Stated exercise. Drop the images; return everything else in the listing below exactly.

Extracted data.
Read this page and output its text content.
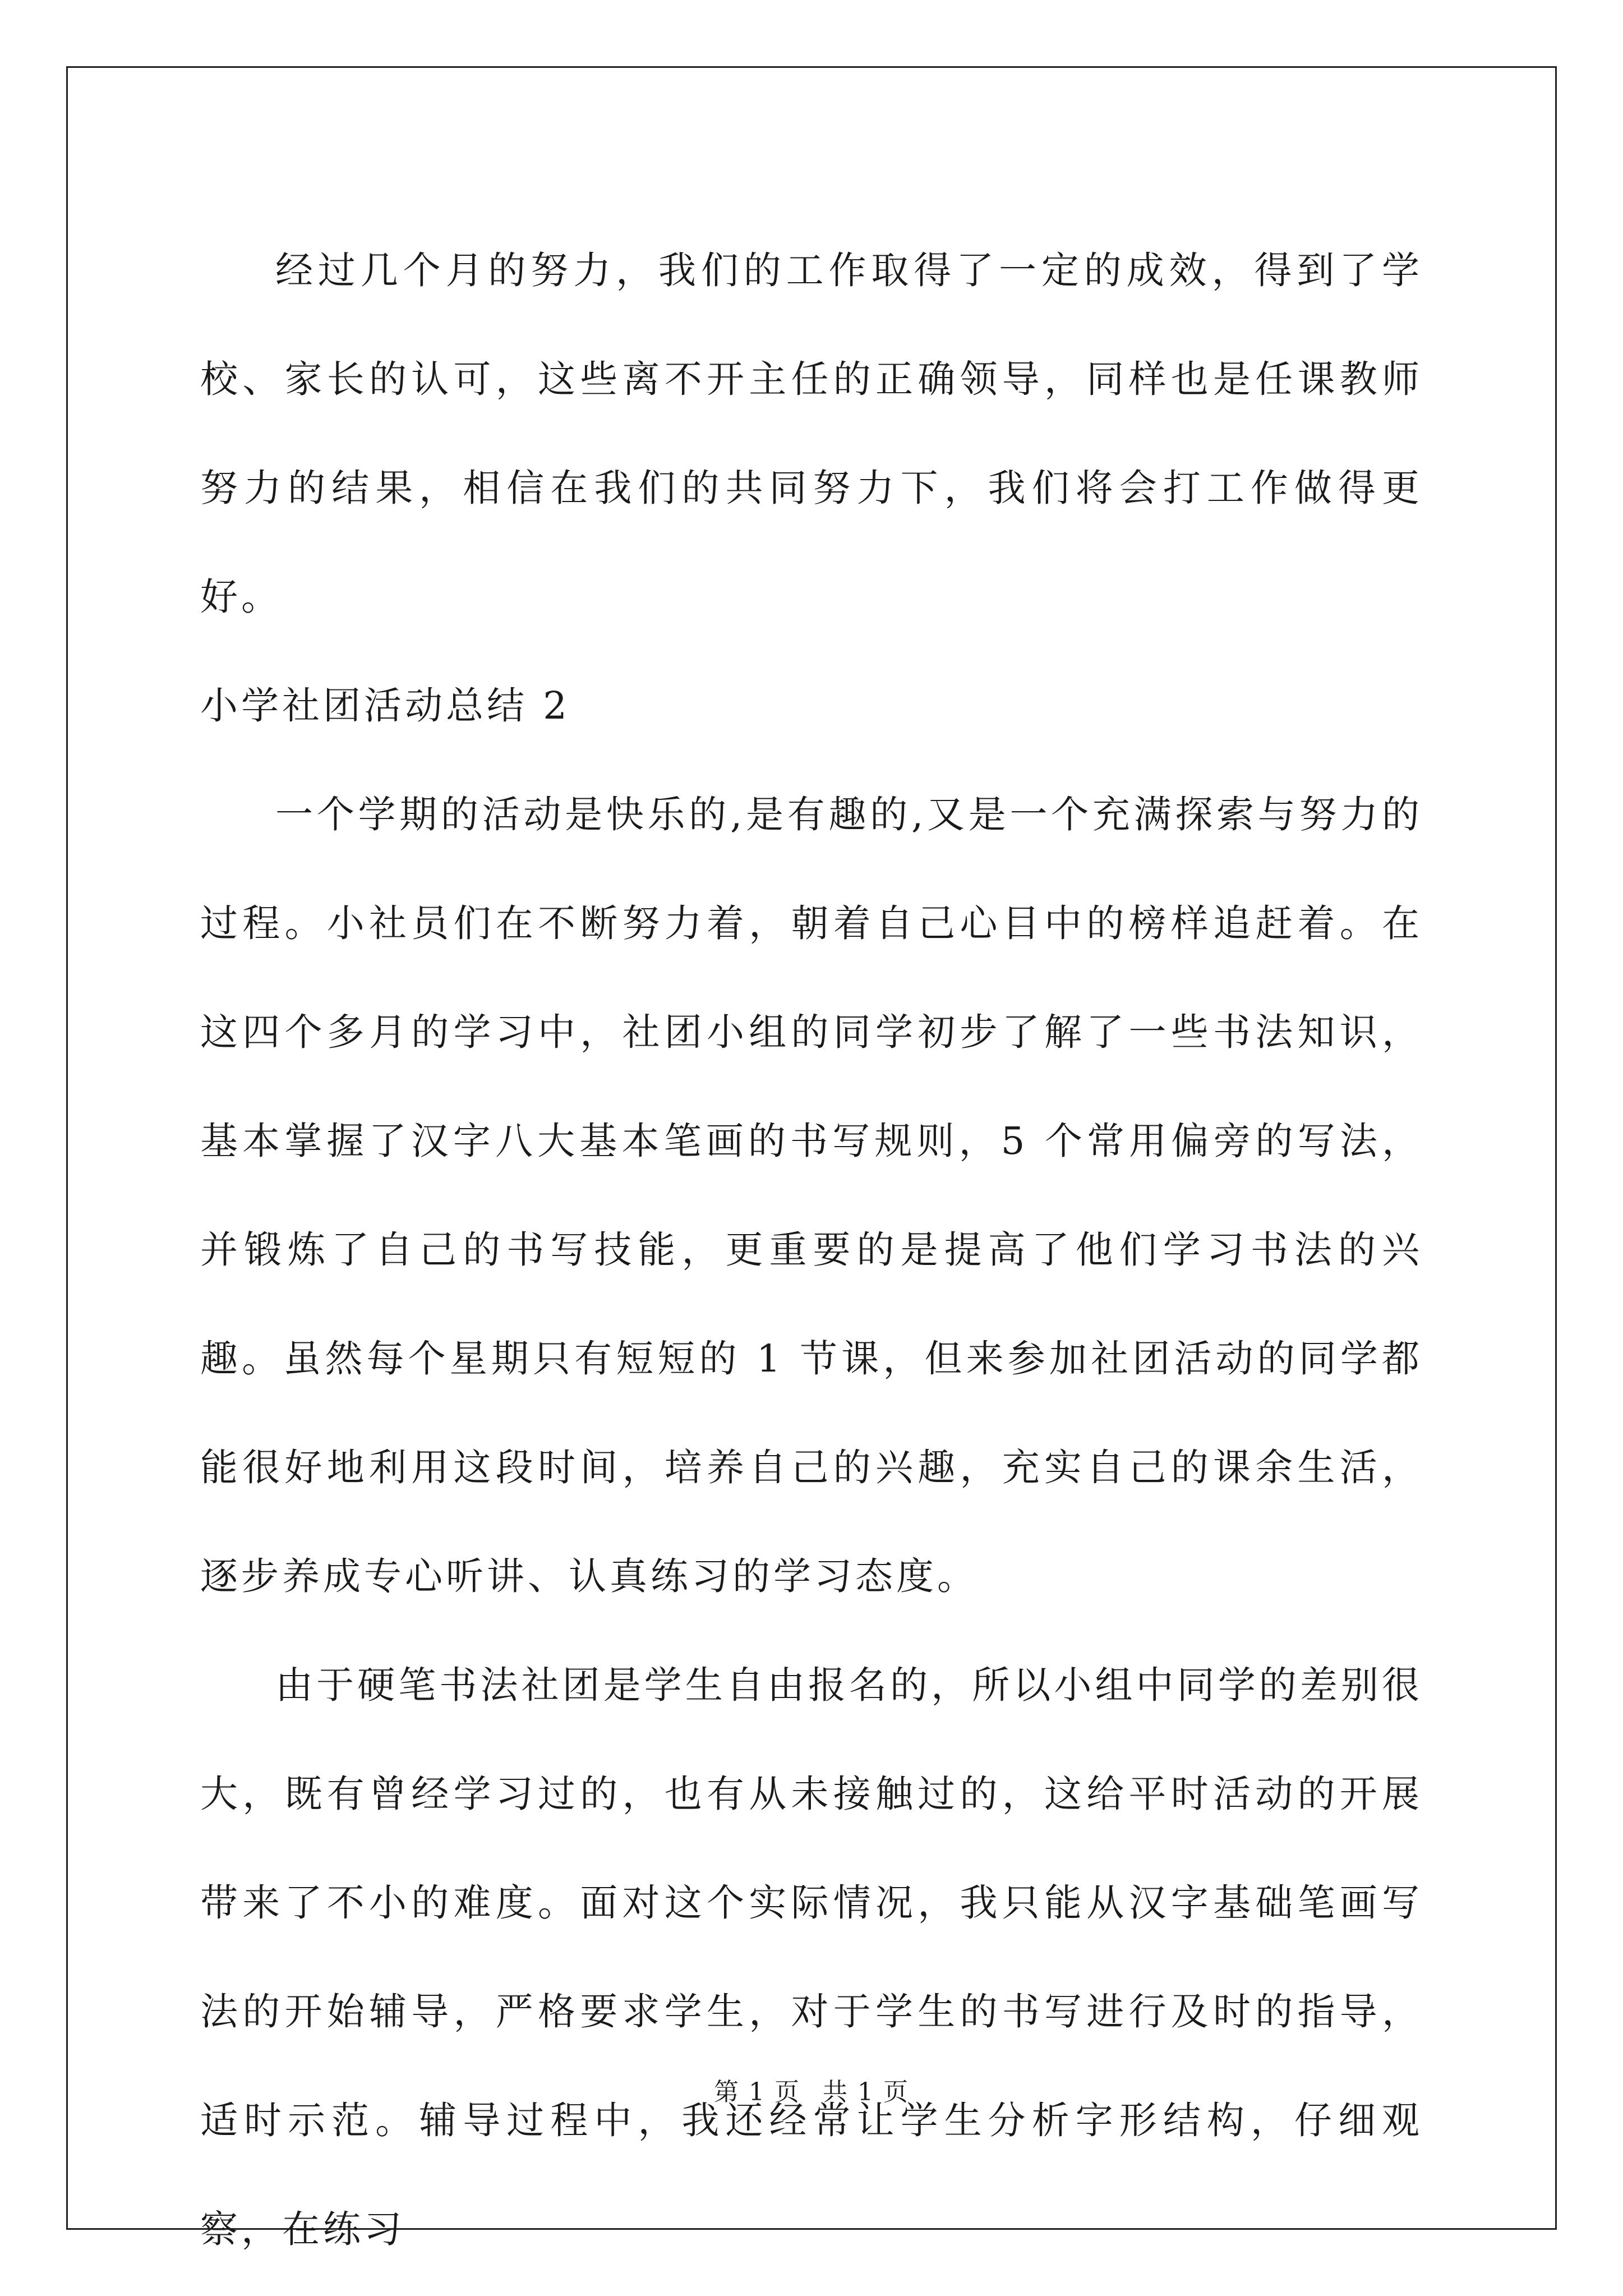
经过几个月的努力，我们的工作取得了一定的成效，得到了学校、家长的认可，这些离不开主任的正确领导，同样也是任课教师努力的结果，相信在我们的共同努力下，我们将会打工作做得更好。

小学社团活动总结 2

一个学期的活动是快乐的,是有趣的,又是一个充满探索与努力的过程。小社员们在不断努力着，朝着自己心目中的榜样追赶着。在这四个多月的学习中，社团小组的同学初步了解了一些书法知识，基本掌握了汉字八大基本笔画的书写规则，5 个常用偏旁的写法，并锻炼了自己的书写技能，更重要的是提高了他们学习书法的兴趣。虽然每个星期只有短短的 1 节课，但来参加社团活动的同学都能很好地利用这段时间，培养自己的兴趣，充实自己的课余生活，逐步养成专心听讲、认真练习的学习态度。

由于硬笔书法社团是学生自由报名的，所以小组中同学的差别很大，既有曾经学习过的，也有从未接触过的，这给平时活动的开展带来了不小的难度。面对这个实际情况，我只能从汉字基础笔画写法的开始辅导，严格要求学生，对于学生的书写进行及时的指导，适时示范。辅导过程中，我还经常让学生分析字形结构，仔细观察，在练习

第 1 页 共 1 页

Task answer.
Read this page and output its text content.
经过几个月的努力，我们的工作取得了一定的成效，得到了学校、家长的认可，这些离不开主任的正确领导，同样也是任课教师努力的结果，相信在我们的共同努力下，我们将会打工作做得更好。

小学社团活动总结 2

一个学期的活动是快乐的,是有趣的,又是一个充满探索与努力的过程。小社员们在不断努力着，朝着自己心目中的榜样追赶着。在这四个多月的学习中，社团小组的同学初步了解了一些书法知识，基本掌握了汉字八大基本笔画的书写规则，5 个常用偏旁的写法，并锻炼了自己的书写技能，更重要的是提高了他们学习书法的兴趣。虽然每个星期只有短短的 1 节课，但来参加社团活动的同学都能很好地利用这段时间，培养自己的兴趣，充实自己的课余生活，逐步养成专心听讲、认真练习的学习态度。

由于硬笔书法社团是学生自由报名的，所以小组中同学的差别很大，既有曾经学习过的，也有从未接触过的，这给平时活动的开展带来了不小的难度。面对这个实际情况，我只能从汉字基础笔画写法的开始辅导，严格要求学生，对于学生的书写进行及时的指导，适时示范。辅导过程中，我还经常让学生分析字形结构，仔细观察，在练习

第 1 页 共 1 页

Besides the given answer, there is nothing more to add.